== DATASET EXTRACT

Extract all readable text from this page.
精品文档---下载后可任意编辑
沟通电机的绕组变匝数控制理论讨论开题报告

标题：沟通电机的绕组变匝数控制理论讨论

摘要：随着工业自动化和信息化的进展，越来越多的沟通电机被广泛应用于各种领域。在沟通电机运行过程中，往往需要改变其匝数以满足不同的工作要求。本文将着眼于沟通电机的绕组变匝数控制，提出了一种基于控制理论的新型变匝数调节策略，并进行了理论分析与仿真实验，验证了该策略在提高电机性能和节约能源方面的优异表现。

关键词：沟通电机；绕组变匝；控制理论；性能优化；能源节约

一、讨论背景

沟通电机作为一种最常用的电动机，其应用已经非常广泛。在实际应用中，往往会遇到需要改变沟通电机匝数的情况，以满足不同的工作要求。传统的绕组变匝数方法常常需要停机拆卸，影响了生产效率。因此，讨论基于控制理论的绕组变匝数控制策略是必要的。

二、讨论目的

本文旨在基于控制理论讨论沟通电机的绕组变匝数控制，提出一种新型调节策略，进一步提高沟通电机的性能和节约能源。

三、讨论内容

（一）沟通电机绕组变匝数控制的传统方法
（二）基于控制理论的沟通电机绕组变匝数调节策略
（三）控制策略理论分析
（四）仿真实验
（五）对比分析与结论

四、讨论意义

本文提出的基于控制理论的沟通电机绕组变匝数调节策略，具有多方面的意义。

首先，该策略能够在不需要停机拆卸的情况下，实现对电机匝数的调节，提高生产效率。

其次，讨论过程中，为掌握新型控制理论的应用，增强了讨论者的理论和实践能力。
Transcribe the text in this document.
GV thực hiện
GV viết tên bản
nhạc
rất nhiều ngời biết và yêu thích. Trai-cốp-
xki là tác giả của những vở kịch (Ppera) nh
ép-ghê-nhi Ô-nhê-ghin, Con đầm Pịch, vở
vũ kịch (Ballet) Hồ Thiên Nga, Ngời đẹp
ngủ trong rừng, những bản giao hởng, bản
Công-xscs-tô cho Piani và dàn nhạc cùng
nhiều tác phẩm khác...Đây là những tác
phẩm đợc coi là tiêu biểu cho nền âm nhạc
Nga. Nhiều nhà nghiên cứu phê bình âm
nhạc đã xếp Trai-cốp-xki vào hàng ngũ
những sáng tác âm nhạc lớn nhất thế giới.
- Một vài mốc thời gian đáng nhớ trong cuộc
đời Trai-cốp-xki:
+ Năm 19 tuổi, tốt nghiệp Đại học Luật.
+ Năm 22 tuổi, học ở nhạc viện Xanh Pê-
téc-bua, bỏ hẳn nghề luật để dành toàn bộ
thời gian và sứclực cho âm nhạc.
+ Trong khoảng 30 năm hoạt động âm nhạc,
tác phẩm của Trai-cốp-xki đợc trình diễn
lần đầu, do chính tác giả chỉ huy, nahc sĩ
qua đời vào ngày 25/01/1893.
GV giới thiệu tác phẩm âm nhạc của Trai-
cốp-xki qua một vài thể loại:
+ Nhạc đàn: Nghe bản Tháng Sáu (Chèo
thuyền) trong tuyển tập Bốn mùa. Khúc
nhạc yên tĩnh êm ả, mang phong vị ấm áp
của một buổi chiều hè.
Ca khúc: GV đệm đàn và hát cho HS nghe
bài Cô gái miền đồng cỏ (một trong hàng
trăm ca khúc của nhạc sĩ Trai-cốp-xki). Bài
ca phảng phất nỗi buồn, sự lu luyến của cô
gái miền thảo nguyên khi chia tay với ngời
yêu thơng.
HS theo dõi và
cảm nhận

====

TO DO: From the entries above, extract every line where the word "gian" appears.

RESPONSE BELOW:
- Một vài mốc thời gian đáng nhớ trong cuộc
thời gian và sứclực cho âm nhạc.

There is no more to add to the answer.